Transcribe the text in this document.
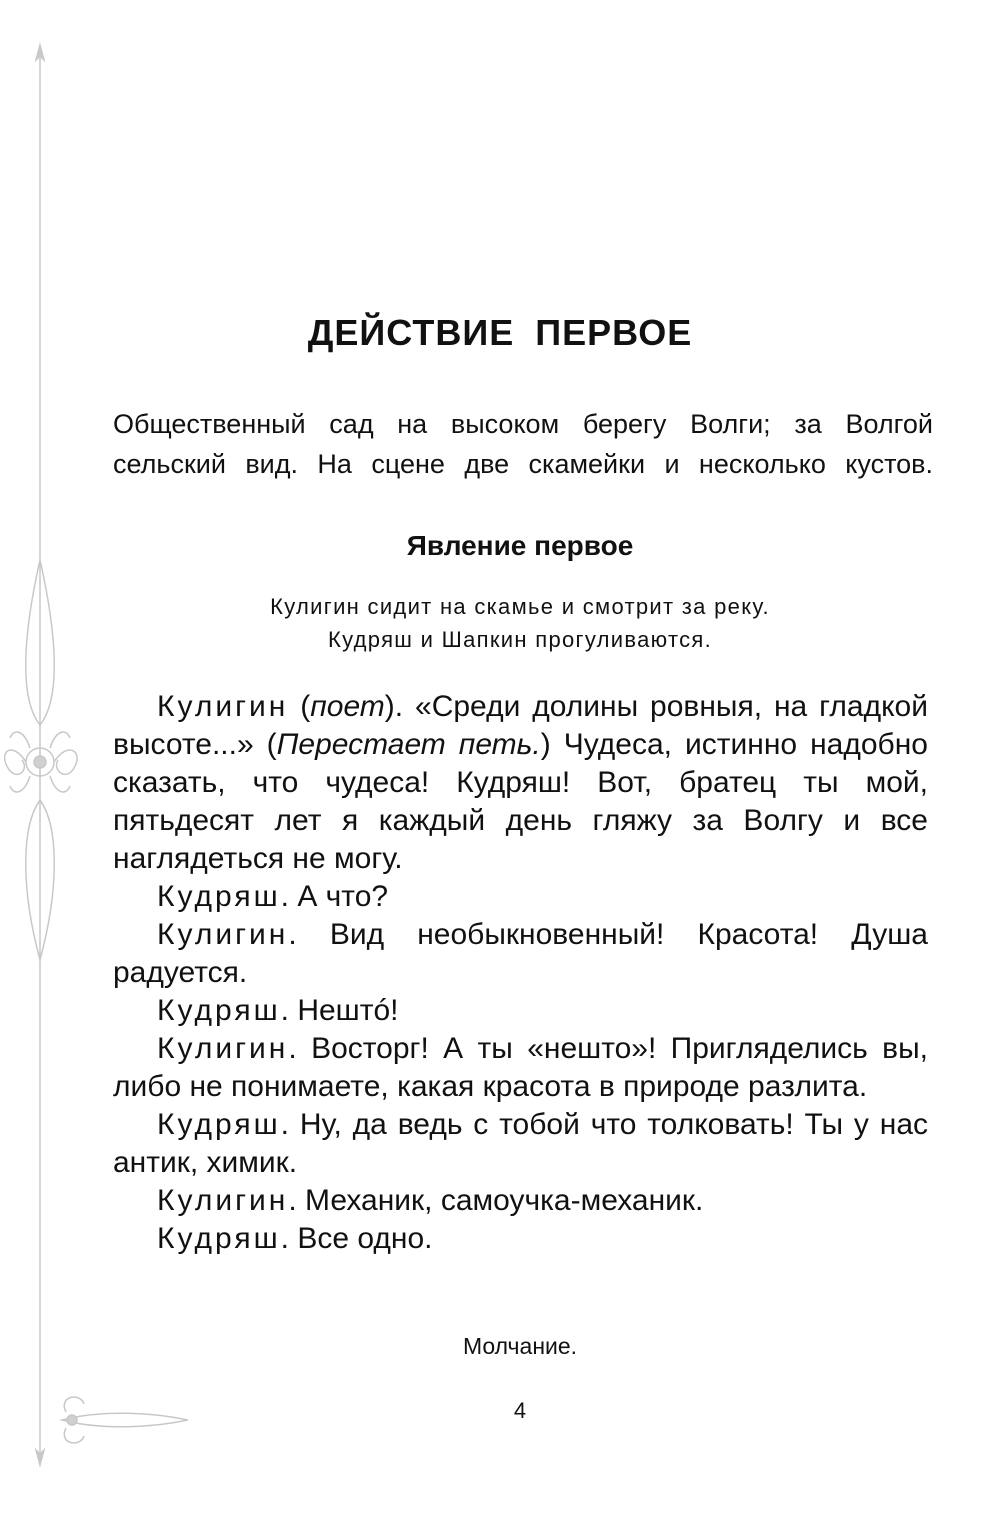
ДЕЙСТВИЕ ПЕРВОЕ

Общественный сад на высоком берегу Волги; за Волгой

сельский вид. На сцене две скамейки и несколько кустов.

Явление первое

Кулигин сидит на скамье и смотрит за реку.

Кудряш и Шапкин прогуливаются.

Кулигин (поет). «Среди долины ровныя, на гладкой высоте...» (Перестает петь.) Чудеса, истинно надобно сказать, что чудеса! Кудряш! Вот, братец ты мой, пятьдесят лет я каждый день гляжу за Волгу и все наглядеться не могу.

Кудряш. А что?

Кулигин. Вид необыкновенный! Красота! Душа радуется.

Кудряш. Нештó!

Кулигин. Восторг! А ты «нешто»! Пригляделись вы, либо не понимаете, какая красота в природе разлита.

Кудряш. Ну, да ведь с тобой что толковать! Ты у нас антик, химик.

Кулигин. Механик, самоучка-механик.

Кудряш. Все одно.

Молчание.
4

--- Problem description ---
With the pictures left out, transcribe the material exactly.

--- Result for this task ---
Transcribe the text in this document.
ДЕЙСТВИЕ ПЕРВОЕ

Общественный сад на высоком берегу Волги; за Волгой

сельский вид. На сцене две скамейки и несколько кустов.

Явление первое

Кулигин сидит на скамье и смотрит за реку.

Кудряш и Шапкин прогуливаются.

Кулигин (поет). «Среди долины ровныя, на гладкой высоте...» (Перестает петь.) Чудеса, истинно надобно сказать, что чудеса! Кудряш! Вот, братец ты мой, пятьдесят лет я каждый день гляжу за Волгу и все наглядеться не могу.

Кудряш. А что?

Кулигин. Вид необыкновенный! Красота! Душа радуется.

Кудряш. Нештó!

Кулигин. Восторг! А ты «нешто»! Пригляделись вы, либо не понимаете, какая красота в природе разлита.

Кудряш. Ну, да ведь с тобой что толковать! Ты у нас антик, химик.

Кулигин. Механик, самоучка-механик.

Кудряш. Все одно.

Молчание.
4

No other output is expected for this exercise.